Chart and figure data:

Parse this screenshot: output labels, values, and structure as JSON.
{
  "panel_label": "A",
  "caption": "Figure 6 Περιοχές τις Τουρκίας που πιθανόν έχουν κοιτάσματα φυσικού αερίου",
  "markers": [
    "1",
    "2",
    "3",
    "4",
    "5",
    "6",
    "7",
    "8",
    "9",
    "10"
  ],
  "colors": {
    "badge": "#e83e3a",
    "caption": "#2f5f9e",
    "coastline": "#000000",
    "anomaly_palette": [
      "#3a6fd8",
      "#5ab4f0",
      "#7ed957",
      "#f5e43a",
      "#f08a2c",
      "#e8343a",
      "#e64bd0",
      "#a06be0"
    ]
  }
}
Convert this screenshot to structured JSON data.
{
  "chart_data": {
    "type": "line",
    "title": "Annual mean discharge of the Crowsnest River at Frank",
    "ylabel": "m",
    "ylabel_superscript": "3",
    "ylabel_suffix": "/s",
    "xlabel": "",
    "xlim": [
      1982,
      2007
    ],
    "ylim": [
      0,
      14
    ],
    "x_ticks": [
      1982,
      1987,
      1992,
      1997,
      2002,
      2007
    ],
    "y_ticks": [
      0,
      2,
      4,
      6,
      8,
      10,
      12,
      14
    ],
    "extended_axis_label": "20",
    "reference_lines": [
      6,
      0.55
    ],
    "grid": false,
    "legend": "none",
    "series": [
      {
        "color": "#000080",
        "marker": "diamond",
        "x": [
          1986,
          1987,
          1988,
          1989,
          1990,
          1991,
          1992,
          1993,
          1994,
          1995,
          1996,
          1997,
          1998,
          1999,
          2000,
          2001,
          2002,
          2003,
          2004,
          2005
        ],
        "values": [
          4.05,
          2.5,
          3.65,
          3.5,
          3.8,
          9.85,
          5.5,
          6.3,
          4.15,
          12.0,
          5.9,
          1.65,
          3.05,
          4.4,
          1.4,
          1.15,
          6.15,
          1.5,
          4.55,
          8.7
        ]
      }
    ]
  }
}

Given instruction: From the data, pick out every line that includes "values".

Response to this task:
Parse this screenshot: output labels, values, and structure as JSON.
        "values": [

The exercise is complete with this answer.